━━━ Entries
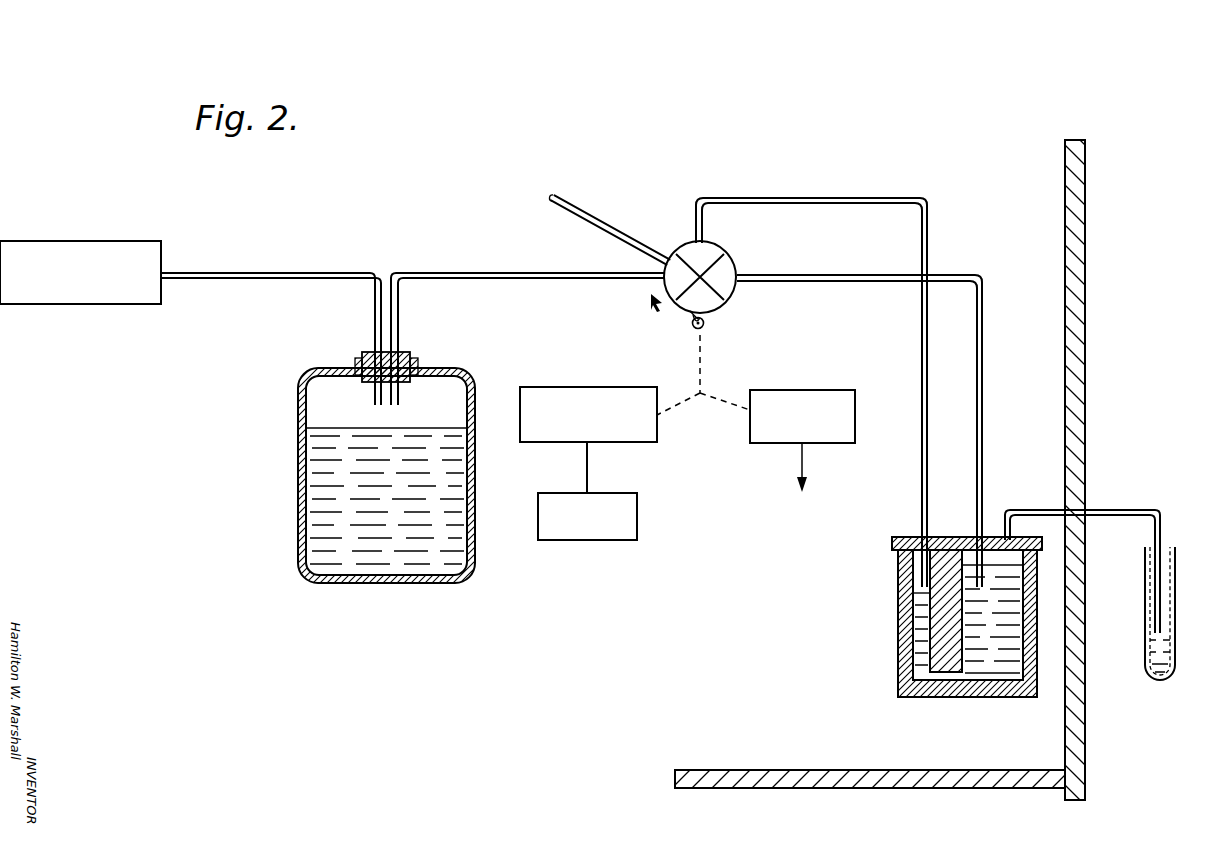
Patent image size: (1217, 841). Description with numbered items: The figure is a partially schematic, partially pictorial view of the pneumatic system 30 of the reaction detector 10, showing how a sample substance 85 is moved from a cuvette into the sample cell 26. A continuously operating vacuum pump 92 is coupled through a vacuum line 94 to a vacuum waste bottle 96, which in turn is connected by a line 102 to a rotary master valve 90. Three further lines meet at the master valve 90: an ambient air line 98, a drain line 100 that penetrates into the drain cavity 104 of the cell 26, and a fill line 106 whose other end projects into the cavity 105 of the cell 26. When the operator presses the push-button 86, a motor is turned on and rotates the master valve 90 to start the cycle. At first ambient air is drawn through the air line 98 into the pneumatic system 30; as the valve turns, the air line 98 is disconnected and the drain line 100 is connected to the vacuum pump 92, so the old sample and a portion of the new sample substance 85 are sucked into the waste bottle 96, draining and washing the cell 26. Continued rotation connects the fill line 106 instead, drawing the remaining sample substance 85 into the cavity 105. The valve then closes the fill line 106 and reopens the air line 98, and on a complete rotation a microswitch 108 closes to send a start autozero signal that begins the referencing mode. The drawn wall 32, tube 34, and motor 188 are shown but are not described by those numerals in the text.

The detector 10 is at (715, 724).
The sample cell 26 is at (927, 690).
The pneumatic system 30 is at (1135, 505).
The wall 32 is at (1087, 730).
The test tube 34 is at (1147, 662).
The sample substance 85 is at (1170, 640).
The push-button 86 is at (563, 384).
The master valve 90 is at (735, 293).
The vacuum pump 92 is at (55, 237).
The vacuum line 94 is at (258, 271).
The vacuum waste bottle 96 is at (300, 498).
The ambient air line 98 is at (615, 228).
The drain line 100 is at (897, 197).
The line 102 is at (516, 281).
The drain cavity 104 is at (913, 645).
The cavity 105 is at (998, 658).
The fill line 106 is at (868, 277).
The microswitch 108 is at (823, 387).
The motor 188 is at (637, 530).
━━━━━━
# What the exercise asks
How many of the lines above contain the string "valve", matching case exactly? Reply with the number alone.

# Exercise solution
2